[WHAT THE EXERCISE ASKS]
Using the listing below, select the lines with the word "this" and copy them.

[RECORDS SHOWN]
▼

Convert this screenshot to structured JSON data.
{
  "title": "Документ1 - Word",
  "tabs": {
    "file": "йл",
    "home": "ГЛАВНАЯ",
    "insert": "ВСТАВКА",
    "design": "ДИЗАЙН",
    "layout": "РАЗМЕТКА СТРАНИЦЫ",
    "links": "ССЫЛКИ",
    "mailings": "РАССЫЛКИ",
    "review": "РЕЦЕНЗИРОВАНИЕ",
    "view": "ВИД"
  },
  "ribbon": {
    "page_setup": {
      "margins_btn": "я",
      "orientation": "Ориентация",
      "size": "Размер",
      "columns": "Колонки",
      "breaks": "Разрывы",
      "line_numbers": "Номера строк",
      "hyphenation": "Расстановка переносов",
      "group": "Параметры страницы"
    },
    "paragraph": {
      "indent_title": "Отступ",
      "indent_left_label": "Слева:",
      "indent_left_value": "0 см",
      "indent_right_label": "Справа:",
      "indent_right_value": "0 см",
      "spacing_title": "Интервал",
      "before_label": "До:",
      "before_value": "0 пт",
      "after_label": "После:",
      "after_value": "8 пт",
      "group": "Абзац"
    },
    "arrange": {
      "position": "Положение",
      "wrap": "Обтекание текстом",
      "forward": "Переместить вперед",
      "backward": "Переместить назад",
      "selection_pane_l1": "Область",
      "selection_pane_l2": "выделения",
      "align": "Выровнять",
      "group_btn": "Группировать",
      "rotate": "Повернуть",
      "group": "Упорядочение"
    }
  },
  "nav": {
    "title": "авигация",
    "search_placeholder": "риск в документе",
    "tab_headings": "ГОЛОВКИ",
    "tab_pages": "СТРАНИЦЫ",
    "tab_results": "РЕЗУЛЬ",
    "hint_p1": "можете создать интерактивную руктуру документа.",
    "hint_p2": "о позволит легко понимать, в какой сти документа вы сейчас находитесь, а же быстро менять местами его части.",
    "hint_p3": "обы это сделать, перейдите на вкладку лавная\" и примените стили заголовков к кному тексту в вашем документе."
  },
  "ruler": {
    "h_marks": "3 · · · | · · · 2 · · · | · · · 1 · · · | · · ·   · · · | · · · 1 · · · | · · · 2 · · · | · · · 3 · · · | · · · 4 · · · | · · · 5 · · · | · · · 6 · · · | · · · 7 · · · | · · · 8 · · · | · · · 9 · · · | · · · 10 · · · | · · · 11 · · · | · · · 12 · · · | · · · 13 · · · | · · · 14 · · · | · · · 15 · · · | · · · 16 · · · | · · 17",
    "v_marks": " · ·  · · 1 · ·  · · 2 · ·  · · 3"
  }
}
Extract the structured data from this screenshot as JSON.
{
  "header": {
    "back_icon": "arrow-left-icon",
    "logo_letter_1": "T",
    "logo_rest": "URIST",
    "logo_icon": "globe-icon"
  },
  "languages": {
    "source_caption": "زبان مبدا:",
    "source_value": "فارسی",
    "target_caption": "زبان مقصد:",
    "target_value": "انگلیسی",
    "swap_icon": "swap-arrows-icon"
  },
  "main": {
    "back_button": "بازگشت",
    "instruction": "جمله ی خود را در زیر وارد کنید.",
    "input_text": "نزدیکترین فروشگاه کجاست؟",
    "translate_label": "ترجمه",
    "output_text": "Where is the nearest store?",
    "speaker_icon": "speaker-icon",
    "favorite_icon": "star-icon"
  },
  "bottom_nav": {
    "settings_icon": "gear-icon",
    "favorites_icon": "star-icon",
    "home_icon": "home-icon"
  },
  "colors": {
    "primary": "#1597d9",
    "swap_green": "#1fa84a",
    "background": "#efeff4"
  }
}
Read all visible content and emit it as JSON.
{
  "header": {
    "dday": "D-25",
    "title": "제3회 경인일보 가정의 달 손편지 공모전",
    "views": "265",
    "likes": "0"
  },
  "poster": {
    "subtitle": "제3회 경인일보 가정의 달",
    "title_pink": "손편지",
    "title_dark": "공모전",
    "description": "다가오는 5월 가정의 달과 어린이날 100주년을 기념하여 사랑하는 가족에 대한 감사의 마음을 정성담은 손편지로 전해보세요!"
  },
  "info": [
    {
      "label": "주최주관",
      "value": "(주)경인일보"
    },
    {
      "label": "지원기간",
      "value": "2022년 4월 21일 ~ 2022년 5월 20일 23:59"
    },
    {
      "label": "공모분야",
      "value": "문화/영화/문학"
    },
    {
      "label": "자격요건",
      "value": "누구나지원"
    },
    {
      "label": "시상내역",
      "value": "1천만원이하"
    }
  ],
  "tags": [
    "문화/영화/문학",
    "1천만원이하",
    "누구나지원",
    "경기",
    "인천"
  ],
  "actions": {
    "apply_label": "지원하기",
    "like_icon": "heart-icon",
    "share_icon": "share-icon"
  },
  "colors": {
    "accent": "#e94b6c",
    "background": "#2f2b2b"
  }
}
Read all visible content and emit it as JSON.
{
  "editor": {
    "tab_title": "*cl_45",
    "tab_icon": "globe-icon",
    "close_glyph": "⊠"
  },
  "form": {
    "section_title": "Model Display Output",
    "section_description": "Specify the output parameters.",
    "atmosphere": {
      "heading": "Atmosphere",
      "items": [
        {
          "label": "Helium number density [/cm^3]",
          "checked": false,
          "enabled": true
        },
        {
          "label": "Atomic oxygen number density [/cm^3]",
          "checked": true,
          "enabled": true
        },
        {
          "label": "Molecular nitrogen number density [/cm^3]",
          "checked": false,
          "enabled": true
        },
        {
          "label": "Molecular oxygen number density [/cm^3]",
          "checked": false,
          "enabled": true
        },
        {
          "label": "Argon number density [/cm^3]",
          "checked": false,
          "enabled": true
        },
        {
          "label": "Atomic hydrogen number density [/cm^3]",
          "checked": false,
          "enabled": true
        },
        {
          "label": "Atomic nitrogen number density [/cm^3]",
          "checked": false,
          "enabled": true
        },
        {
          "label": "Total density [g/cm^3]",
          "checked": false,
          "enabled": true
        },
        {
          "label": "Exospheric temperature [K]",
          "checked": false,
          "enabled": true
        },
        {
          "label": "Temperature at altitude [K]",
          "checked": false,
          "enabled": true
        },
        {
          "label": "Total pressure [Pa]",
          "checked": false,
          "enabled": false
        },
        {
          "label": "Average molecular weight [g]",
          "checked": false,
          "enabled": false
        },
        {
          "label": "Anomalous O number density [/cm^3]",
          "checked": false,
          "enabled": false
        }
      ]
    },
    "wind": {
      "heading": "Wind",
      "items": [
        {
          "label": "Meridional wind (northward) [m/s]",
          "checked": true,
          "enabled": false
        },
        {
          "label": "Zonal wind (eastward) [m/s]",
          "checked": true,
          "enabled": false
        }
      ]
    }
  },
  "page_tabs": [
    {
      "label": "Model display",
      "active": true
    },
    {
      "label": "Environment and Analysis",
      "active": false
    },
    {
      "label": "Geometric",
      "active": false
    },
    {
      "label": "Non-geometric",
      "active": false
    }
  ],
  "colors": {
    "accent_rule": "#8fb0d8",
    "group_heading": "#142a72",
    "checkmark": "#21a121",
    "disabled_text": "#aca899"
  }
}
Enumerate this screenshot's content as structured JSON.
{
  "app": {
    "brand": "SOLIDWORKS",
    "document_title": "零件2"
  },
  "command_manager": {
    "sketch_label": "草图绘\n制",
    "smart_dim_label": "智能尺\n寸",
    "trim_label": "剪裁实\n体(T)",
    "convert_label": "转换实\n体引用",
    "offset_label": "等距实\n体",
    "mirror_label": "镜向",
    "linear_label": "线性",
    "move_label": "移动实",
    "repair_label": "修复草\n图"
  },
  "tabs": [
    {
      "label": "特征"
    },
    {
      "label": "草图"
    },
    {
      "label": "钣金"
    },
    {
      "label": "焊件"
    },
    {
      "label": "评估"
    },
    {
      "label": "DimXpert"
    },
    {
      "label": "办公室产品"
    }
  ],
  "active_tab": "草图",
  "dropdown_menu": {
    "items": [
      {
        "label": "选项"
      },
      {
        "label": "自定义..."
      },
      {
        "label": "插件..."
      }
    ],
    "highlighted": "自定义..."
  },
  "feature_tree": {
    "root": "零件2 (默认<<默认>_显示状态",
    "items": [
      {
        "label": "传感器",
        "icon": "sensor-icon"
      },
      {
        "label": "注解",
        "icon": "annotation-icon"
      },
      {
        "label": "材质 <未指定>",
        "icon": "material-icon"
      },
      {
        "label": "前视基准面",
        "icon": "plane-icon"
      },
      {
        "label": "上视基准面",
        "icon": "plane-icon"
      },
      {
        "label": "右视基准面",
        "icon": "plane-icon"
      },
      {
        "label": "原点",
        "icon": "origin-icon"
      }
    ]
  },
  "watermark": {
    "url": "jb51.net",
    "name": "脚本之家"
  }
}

▲

[SOLUTION TO THE EXERCISE]
Convert this screenshot to structured JSON data.
Extract the structured data from this screenshot as JSON.
Enumerate this screenshot's content as structured JSON.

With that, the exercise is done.